WHAT TO WORK ON
Can you give all the records again without altering a single character?

[Start TASK MATERIAL]

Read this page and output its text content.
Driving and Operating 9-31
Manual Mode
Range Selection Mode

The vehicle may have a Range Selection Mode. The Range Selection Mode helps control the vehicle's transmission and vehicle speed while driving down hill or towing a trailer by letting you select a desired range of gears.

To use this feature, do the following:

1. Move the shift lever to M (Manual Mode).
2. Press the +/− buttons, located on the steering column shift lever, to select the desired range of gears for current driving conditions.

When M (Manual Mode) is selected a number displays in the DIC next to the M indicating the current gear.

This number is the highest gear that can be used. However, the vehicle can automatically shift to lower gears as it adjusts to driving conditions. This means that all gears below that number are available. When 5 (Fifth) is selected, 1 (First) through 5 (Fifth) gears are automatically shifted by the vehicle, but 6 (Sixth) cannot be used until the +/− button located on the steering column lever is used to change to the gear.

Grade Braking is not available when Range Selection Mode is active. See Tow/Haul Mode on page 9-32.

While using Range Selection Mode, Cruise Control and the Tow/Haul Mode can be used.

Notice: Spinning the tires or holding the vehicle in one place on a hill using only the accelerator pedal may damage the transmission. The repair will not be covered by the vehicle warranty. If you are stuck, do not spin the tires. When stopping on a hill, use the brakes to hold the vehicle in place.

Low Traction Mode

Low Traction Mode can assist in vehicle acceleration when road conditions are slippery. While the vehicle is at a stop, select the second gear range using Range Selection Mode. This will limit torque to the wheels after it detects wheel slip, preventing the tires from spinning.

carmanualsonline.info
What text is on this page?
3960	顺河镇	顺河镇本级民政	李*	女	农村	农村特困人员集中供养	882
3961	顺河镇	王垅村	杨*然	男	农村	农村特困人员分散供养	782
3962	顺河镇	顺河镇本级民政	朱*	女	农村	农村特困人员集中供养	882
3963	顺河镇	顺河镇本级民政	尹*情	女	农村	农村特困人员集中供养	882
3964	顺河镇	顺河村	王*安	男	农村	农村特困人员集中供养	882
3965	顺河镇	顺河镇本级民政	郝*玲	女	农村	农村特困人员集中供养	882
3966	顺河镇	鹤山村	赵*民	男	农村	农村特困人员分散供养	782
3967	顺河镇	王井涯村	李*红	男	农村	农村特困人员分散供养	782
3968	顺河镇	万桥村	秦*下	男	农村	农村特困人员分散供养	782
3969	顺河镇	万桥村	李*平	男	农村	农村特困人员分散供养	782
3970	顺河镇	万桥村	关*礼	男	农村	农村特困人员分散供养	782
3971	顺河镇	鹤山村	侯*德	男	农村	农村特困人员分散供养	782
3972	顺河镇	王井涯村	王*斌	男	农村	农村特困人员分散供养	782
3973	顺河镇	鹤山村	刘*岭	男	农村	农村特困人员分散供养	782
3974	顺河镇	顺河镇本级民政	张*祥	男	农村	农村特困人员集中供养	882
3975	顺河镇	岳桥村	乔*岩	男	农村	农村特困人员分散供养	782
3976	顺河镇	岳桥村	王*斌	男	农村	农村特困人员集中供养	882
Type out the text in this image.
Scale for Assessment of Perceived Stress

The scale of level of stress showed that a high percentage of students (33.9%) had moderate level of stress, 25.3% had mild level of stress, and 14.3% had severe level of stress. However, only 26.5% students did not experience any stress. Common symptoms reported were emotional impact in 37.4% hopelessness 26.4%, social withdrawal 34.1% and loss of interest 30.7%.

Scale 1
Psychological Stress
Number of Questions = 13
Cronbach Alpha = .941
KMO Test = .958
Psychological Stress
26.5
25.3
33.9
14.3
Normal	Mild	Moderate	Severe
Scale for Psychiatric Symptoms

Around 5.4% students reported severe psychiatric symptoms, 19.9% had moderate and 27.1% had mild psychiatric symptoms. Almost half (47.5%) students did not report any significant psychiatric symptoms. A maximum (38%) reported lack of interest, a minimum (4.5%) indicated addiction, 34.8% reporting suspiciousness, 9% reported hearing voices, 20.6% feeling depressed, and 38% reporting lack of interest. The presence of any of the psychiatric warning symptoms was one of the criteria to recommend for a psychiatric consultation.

[End TASK MATERIAL]

EXPECTED ANSWER
Read this page and output its text content.
Driving and Operating 9-31
Manual Mode
Range Selection Mode

The vehicle may have a Range Selection Mode. The Range Selection Mode helps control the vehicle's transmission and vehicle speed while driving down hill or towing a trailer by letting you select a desired range of gears.

To use this feature, do the following:

1. Move the shift lever to M (Manual Mode).
2. Press the +/− buttons, located on the steering column shift lever, to select the desired range of gears for current driving conditions.

When M (Manual Mode) is selected a number displays in the DIC next to the M indicating the current gear.

This number is the highest gear that can be used. However, the vehicle can automatically shift to lower gears as it adjusts to driving conditions. This means that all gears below that number are available. When 5 (Fifth) is selected, 1 (First) through 5 (Fifth) gears are automatically shifted by the vehicle, but 6 (Sixth) cannot be used until the +/− button located on the steering column lever is used to change to the gear.

Grade Braking is not available when Range Selection Mode is active. See Tow/Haul Mode on page 9-32.

While using Range Selection Mode, Cruise Control and the Tow/Haul Mode can be used.

Notice: Spinning the tires or holding the vehicle in one place on a hill using only the accelerator pedal may damage the transmission. The repair will not be covered by the vehicle warranty. If you are stuck, do not spin the tires. When stopping on a hill, use the brakes to hold the vehicle in place.

Low Traction Mode

Low Traction Mode can assist in vehicle acceleration when road conditions are slippery. While the vehicle is at a stop, select the second gear range using Range Selection Mode. This will limit torque to the wheels after it detects wheel slip, preventing the tires from spinning.

carmanualsonline.info
What text is on this page?
3960	顺河镇	顺河镇本级民政	李*	女	农村	农村特困人员集中供养	882
3961	顺河镇	王垅村	杨*然	男	农村	农村特困人员分散供养	782
3962	顺河镇	顺河镇本级民政	朱*	女	农村	农村特困人员集中供养	882
3963	顺河镇	顺河镇本级民政	尹*情	女	农村	农村特困人员集中供养	882
3964	顺河镇	顺河村	王*安	男	农村	农村特困人员集中供养	882
3965	顺河镇	顺河镇本级民政	郝*玲	女	农村	农村特困人员集中供养	882
3966	顺河镇	鹤山村	赵*民	男	农村	农村特困人员分散供养	782
3967	顺河镇	王井涯村	李*红	男	农村	农村特困人员分散供养	782
3968	顺河镇	万桥村	秦*下	男	农村	农村特困人员分散供养	782
3969	顺河镇	万桥村	李*平	男	农村	农村特困人员分散供养	782
3970	顺河镇	万桥村	关*礼	男	农村	农村特困人员分散供养	782
3971	顺河镇	鹤山村	侯*德	男	农村	农村特困人员分散供养	782
3972	顺河镇	王井涯村	王*斌	男	农村	农村特困人员分散供养	782
3973	顺河镇	鹤山村	刘*岭	男	农村	农村特困人员分散供养	782
3974	顺河镇	顺河镇本级民政	张*祥	男	农村	农村特困人员集中供养	882
3975	顺河镇	岳桥村	乔*岩	男	农村	农村特困人员分散供养	782
3976	顺河镇	岳桥村	王*斌	男	农村	农村特困人员集中供养	882
Type out the text in this image.
Scale for Assessment of Perceived Stress

The scale of level of stress showed that a high percentage of students (33.9%) had moderate level of stress, 25.3% had mild level of stress, and 14.3% had severe level of stress. However, only 26.5% students did not experience any stress. Common symptoms reported were emotional impact in 37.4% hopelessness 26.4%, social withdrawal 34.1% and loss of interest 30.7%.

Scale 1
Psychological Stress
Number of Questions = 13
Cronbach Alpha = .941
KMO Test = .958
Psychological Stress
26.5
25.3
33.9
14.3
Normal	Mild	Moderate	Severe
Scale for Psychiatric Symptoms

Around 5.4% students reported severe psychiatric symptoms, 19.9% had moderate and 27.1% had mild psychiatric symptoms. Almost half (47.5%) students did not report any significant psychiatric symptoms. A maximum (38%) reported lack of interest, a minimum (4.5%) indicated addiction, 34.8% reporting suspiciousness, 9% reported hearing voices, 20.6% feeling depressed, and 38% reporting lack of interest. The presence of any of the psychiatric warning symptoms was one of the criteria to recommend for a psychiatric consultation.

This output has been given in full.